• **Text section**
=-=-=

The results were so significant that we triple-checked the data. Overall, very strong differences in fairness emerged between the three different ways of distributing money (F = 143.08; p < 0.001). The lottery method was perceived to be the least fair (average rating = 2.76), much lower than merit-based distribution (average = 5.14; p < 0.001) and equal distribution (average = 5.99; p < 0.001). A pairwise test between equal and merit-based also revealed a significant difference, with equal distribution perceived as quite a bit more fair (difference = 0.85; p < 0.001).
Bar Graph - Fairness perceptions for equal, merit, and lottery pay
A less significant, but nonetheless interesting, relationship was identified between zero-sum beliefs and the effect of distribution method on fairness (F = 63.07; p < 0.001). Although the order of perceived fairness for each distribution was still the same (equal highest, merit in the middle, and lottery lowest), respondents with high zero-sum beliefs viewed equal and merit-based distributions as less fair and lottery as more fair than respondents with low zero-sum belief. There was no direct relationship between zero-sum beliefs and overall fairness perceptions (p = 0.577).
Bar Graph - Fairness perceptions for equal, merit, and lottery pay, by zero-sum beliefs
A similar relationship was identified for gender, but the results were not as significant as zero-sum beliefs. Lottery distribution was perceived as slightly more fair by men than women (difference = 0.72; p = 0.029). No interactive relationship was identified with age.
Bar Graph - Fairness perceptions for equal, merit, and lottery pay, by gender
More interesting was the interactive relationship with political beliefs, specifically Republicans and Democrats (F = 48.09, p < 0.0001). Overall, Democrats’ fairness perceptions were lower than those of Republicans (diff. = 0.63; p = 0.015). Although there was surprisingly no significant difference in fairness perceptions between Republicans and Democrats toward equal distribution (p = 0.27), Republicans viewed merit-based distribution as significantly more fair than Democrats (diff. = 1.19; p = 0.001), as was also the case for lottery distribution (diff. = 0.95; p = 0.013). In full disclosure, there were fewer Republicans in our sample than Democrats (about 1:2), and splitting the sample to compute averages by both distribution method and political party yielded smaller sub-samples and wider confidence intervals. But the significance of the differences provides an interesting lead for future research
Bar Graph - Fairness perceptions for equal, merit, and lottery pay, by Democrats vs. Republicans
Conclusion

When it comes to pay, fairness matters. And when it comes to fairness, the method companies use for distributing that pay matters a great deal too. Equal approaches to pay distribution seem to be perceived as more fair than merit-based methods, and much more fair than lotteries, which is interesting considering that lotteries give everyone an equal chance to be selected.

=-=-=

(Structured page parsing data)
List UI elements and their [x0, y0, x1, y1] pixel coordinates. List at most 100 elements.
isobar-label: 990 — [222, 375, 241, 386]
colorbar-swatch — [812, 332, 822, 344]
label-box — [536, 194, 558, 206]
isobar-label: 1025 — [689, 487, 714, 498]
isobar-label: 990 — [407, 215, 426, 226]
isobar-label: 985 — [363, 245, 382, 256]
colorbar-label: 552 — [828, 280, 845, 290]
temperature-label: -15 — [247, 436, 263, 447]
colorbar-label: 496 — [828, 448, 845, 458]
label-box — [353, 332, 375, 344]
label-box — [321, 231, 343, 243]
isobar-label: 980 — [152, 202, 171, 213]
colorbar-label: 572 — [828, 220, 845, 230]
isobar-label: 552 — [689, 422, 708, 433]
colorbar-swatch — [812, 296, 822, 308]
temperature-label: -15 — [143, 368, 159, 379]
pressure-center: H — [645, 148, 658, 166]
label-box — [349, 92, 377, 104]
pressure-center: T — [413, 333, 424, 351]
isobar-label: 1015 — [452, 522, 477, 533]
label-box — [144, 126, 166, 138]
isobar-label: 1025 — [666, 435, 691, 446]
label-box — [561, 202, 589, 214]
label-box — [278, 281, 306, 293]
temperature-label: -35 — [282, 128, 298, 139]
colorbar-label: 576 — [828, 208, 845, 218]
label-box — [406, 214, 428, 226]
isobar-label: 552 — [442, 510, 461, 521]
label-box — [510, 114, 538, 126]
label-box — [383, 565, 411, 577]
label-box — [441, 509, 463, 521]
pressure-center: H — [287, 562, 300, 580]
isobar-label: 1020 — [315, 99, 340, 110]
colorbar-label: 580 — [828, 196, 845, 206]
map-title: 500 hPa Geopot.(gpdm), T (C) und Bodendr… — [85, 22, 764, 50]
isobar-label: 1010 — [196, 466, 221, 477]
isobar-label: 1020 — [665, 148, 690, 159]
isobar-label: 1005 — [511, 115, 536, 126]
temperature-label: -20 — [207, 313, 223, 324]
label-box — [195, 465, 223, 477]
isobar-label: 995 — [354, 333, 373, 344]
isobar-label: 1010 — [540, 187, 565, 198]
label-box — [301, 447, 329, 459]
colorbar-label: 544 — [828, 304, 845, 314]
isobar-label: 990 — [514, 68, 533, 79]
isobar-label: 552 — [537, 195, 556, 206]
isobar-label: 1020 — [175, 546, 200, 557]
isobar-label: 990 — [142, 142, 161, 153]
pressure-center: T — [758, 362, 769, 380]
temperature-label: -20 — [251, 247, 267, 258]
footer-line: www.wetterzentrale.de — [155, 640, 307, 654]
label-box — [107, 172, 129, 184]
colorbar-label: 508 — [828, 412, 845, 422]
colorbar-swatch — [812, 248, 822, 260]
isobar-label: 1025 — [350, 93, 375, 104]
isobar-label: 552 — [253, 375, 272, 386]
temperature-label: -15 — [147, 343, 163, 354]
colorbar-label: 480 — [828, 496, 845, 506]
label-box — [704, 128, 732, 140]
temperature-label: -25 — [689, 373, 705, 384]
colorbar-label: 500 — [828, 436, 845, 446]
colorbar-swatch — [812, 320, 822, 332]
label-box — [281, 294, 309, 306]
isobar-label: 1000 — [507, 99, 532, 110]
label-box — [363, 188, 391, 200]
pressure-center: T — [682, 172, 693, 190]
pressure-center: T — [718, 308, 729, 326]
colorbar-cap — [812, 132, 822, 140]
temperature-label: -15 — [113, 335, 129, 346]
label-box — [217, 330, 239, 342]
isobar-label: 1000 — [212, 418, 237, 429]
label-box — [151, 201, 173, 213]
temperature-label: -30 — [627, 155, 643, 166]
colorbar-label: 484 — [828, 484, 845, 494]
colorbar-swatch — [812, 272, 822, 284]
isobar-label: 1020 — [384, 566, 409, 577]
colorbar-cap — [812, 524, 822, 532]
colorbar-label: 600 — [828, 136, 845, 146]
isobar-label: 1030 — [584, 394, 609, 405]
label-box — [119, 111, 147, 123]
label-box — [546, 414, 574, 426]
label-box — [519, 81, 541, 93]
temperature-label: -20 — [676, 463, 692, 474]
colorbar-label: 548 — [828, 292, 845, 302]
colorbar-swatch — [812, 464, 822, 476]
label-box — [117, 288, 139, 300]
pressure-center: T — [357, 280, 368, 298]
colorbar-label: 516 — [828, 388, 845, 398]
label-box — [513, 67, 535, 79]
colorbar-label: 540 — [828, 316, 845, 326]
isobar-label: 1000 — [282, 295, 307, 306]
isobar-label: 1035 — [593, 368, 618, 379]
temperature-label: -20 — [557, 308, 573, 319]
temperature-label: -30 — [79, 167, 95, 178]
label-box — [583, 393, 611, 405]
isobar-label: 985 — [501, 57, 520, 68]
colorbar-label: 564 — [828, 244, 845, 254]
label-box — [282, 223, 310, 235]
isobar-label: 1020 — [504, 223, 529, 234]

=-=-=

• **Required actions**
**1.** Reproduce the pay fairness study text from "When it comes to pay, fairness" up to and including "to be selected.", replacing "companies" with "organizations".
**2.** Write the next part of the pay fairness study text, starting after its final sentence.
The listing is not used for any of this.

• **Responses**
**1.**
When it comes to pay, fairness matters. And when it comes to fairness, the method organizations use for distributing that pay matters a great deal too. Equal approaches to pay distribution seem to be perceived as more fair than merit-based methods, and much more fair than lotteries, which is interesting considering that lotteries give everyone an equal chance to be selected.

**2.**
But just as fairness and distribution method matters, so too does the makeup of your employees. The difference between equal and merit-based bonus pay disappeared when we looked only at Republican respondents, whereas this gap widened for Democrats. 

So for managers considering how to distribute a portion of their profits to employees, it might not hurt to learn a bit more about your team and consider what they think is fair. The answers may surprise you.

​
Methods Note
 
We used ordinary least squares (OLS) regression analyses to test for significant differences in perceived fairness between each of the three distribution methods. For "significant differences," the difference between the groups' averages would be large and its corresponding “p-value” would be small. If the p-value is less than 0.05, we consider the difference statistically significant, meaning we'd likely find a similar effect if we ran the study again with this population. To test whether differences for specific groups differ significantly from their counterparts (e.g., Republicans vs. Democrats) we used OLS regression analyses with interaction terms.


The survey materials and data for this experiment are available on our page on the Open Science Framework.